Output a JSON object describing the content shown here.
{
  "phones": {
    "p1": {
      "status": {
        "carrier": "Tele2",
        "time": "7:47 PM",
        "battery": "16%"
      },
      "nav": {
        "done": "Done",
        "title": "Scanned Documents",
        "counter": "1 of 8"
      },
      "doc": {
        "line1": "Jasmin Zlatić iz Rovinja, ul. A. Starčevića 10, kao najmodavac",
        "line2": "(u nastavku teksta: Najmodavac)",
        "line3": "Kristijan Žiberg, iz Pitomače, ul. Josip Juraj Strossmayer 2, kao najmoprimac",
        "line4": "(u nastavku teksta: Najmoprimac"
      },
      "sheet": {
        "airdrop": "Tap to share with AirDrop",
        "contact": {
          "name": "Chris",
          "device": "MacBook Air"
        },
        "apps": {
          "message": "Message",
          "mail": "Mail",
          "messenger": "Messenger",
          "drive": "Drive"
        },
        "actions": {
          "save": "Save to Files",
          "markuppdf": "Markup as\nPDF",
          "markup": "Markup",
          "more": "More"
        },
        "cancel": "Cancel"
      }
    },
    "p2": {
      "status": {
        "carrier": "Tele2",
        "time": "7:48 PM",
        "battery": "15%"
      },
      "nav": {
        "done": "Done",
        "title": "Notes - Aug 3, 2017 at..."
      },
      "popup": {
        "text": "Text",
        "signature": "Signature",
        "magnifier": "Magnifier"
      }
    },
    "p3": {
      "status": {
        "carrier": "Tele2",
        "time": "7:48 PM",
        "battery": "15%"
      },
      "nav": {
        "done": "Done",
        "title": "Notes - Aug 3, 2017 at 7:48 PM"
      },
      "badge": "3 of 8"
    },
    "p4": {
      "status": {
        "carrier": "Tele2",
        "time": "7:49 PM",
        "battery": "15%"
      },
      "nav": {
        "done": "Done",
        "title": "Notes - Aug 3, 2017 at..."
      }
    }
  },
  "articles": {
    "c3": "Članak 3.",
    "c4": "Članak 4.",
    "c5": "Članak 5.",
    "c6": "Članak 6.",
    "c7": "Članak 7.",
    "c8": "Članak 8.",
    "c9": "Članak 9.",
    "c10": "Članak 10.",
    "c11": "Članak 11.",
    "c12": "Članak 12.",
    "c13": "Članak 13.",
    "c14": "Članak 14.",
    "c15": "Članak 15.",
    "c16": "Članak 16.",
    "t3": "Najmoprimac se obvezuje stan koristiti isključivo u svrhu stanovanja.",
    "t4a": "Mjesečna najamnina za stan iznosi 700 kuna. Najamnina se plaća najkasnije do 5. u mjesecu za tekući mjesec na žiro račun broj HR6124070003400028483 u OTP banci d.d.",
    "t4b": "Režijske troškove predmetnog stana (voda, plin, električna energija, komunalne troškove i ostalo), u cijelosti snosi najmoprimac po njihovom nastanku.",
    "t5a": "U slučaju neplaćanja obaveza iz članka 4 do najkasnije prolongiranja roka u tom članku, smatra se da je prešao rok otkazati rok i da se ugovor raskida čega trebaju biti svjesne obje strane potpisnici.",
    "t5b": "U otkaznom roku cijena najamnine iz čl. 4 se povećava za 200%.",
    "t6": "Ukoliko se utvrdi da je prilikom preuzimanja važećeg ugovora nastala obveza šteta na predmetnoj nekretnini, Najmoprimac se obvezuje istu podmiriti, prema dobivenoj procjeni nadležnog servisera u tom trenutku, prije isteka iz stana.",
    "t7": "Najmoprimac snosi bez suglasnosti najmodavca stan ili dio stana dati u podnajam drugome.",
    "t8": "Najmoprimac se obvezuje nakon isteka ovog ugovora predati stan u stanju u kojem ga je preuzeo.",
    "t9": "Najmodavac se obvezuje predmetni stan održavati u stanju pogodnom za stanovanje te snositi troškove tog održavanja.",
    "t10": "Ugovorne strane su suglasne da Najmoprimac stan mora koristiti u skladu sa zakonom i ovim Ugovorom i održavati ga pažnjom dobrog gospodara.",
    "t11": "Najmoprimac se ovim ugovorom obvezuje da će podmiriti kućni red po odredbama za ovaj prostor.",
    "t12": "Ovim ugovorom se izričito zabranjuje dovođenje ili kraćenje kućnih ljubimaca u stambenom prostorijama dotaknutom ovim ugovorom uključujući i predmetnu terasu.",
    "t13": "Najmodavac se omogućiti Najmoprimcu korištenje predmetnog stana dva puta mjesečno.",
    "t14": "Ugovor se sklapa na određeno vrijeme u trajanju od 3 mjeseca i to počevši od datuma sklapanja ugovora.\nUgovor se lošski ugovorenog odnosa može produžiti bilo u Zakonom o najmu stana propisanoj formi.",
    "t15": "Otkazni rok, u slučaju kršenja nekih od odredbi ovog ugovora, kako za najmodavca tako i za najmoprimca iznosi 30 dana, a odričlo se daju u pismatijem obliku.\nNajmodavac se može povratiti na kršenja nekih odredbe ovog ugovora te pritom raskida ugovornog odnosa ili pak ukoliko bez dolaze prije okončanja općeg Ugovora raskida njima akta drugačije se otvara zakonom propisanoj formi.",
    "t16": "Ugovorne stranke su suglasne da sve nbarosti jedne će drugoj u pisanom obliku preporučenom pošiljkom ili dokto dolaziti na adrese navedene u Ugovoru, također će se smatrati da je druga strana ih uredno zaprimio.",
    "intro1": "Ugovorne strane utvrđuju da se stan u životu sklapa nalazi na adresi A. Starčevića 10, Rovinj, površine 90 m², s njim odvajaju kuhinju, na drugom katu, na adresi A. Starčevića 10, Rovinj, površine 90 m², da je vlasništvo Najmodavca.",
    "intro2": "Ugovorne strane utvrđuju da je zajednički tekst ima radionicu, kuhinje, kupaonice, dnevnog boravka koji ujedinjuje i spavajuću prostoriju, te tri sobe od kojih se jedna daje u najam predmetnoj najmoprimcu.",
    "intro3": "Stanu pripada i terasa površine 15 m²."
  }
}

**Exercise description:** Read the entries and pick out all lines that include the word "troškove".

**Solution:**
    "t4b": "Režijske troškove predmetnog stana (voda, plin, električna energija, komunalne troškove i ostalo), u cijelosti snosi najmoprimac po njihovom nastanku.",
    "t9": "Najmodavac se obvezuje predmetni stan održavati u stanju pogodnom za stanovanje te snositi troškove tog održavanja.",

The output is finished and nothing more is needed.